Data provided:
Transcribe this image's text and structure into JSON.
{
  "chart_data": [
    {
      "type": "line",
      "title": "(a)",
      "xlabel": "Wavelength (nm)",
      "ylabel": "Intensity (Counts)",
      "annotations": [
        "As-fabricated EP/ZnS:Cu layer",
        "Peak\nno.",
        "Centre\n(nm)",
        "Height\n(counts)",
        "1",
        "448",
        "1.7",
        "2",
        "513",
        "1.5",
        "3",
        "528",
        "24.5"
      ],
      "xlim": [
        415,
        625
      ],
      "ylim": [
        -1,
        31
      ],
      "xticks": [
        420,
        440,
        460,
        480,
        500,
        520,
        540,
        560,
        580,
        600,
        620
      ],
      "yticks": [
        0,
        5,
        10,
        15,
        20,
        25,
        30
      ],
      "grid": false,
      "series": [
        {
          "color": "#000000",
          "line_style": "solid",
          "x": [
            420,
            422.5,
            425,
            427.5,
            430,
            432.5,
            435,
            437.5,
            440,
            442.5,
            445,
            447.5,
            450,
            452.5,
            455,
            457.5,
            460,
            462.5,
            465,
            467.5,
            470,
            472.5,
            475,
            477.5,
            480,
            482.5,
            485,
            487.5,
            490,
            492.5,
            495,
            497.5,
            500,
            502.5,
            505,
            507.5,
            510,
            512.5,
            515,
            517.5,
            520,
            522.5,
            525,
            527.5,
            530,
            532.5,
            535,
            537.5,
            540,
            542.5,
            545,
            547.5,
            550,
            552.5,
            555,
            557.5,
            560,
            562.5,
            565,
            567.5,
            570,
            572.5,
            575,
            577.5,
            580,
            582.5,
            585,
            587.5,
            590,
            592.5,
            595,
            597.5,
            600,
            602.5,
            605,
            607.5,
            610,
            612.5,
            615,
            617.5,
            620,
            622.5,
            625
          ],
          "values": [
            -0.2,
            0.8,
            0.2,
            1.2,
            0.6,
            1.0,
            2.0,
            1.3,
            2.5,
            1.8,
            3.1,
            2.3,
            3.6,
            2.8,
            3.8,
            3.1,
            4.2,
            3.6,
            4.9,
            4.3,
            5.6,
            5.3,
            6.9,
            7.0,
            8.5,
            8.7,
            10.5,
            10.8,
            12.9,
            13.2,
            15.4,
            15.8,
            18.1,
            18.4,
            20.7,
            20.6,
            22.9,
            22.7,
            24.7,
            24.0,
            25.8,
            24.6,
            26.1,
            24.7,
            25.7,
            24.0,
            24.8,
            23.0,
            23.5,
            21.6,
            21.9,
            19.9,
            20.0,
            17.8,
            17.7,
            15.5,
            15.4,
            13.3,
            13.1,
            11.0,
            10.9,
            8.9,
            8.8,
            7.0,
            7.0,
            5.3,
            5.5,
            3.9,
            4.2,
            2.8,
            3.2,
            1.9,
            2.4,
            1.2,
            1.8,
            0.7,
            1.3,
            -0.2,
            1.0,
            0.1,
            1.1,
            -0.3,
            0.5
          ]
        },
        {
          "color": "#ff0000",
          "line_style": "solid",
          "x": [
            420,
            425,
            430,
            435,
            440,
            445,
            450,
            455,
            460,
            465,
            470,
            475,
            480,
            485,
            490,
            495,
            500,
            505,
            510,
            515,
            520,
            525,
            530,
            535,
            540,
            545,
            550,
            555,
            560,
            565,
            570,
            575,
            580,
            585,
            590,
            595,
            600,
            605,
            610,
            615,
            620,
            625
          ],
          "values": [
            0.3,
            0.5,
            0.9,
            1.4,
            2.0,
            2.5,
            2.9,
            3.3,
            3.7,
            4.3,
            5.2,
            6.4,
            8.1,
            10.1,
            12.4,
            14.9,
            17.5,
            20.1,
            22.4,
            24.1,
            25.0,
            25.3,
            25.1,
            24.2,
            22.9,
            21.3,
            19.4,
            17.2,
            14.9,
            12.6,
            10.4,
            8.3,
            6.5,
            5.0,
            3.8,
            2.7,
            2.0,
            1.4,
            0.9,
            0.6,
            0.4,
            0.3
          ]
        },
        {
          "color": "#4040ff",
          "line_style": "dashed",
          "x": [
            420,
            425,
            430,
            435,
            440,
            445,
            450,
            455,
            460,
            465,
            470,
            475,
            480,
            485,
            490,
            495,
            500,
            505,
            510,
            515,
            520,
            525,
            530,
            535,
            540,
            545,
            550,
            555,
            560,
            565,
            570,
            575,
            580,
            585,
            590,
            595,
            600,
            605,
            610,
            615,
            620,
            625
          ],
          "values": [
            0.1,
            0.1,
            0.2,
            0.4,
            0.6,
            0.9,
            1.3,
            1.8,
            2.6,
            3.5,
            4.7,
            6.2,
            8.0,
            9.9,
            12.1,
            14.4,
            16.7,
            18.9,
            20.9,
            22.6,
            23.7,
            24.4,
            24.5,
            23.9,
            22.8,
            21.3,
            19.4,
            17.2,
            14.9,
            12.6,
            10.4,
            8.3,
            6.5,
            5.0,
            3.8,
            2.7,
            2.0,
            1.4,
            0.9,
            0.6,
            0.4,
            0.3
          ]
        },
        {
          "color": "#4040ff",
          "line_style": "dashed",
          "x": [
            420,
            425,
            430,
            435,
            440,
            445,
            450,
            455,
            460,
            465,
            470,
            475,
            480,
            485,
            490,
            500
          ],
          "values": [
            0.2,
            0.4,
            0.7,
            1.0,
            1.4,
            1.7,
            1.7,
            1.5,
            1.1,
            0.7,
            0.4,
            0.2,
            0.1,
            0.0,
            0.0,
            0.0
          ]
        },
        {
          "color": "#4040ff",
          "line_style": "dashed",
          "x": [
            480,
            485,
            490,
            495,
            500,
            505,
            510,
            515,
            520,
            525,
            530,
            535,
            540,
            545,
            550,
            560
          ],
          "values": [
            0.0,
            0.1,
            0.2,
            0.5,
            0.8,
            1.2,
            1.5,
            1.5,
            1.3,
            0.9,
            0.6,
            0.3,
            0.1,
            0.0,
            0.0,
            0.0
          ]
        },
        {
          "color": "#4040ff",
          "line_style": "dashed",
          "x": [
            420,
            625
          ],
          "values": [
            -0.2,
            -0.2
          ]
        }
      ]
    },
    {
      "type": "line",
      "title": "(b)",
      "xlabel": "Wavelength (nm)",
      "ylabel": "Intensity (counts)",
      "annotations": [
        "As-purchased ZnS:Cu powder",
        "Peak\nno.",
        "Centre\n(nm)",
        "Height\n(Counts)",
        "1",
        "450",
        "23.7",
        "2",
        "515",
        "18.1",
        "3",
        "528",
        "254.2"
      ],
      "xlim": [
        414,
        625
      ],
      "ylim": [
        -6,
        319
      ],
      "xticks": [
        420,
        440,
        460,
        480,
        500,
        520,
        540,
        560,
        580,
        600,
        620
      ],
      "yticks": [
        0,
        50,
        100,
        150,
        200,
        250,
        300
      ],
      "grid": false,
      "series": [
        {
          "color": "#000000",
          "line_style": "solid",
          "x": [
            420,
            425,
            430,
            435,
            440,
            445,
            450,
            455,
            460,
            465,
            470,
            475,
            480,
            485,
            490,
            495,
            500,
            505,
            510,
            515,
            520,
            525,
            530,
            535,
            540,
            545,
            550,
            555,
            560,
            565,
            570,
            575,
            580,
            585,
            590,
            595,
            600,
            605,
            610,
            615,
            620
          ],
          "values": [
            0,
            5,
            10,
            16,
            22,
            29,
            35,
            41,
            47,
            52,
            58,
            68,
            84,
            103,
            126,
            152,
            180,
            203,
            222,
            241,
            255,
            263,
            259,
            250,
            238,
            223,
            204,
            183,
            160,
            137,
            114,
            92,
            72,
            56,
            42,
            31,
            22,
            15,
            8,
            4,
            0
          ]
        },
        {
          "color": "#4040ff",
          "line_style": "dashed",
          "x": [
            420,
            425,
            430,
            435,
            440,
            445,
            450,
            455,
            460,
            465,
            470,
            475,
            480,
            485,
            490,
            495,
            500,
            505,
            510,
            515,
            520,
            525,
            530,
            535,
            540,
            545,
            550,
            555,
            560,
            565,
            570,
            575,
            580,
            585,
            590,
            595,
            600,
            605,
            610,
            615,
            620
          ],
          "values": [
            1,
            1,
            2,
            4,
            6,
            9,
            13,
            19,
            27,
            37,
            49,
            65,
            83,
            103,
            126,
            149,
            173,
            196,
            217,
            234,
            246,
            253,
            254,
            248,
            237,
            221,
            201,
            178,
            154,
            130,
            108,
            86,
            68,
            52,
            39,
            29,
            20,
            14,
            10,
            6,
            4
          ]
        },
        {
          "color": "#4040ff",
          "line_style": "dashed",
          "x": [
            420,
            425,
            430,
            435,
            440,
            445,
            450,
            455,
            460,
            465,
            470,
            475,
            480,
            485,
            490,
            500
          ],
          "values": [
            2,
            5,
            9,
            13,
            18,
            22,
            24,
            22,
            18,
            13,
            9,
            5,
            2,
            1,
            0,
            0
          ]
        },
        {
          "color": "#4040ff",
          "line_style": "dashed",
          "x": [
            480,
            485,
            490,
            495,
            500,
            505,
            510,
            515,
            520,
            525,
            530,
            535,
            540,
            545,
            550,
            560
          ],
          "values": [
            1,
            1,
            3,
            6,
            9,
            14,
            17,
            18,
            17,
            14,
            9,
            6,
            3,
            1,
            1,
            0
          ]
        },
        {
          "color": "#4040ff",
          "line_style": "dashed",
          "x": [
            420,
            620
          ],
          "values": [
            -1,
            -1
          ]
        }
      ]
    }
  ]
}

Written exercise:
Identify the lines above with the word "ylabel". Copy them.

The solution:
      "ylabel": "Intensity (Counts)",
      "ylabel": "Intensity (counts)",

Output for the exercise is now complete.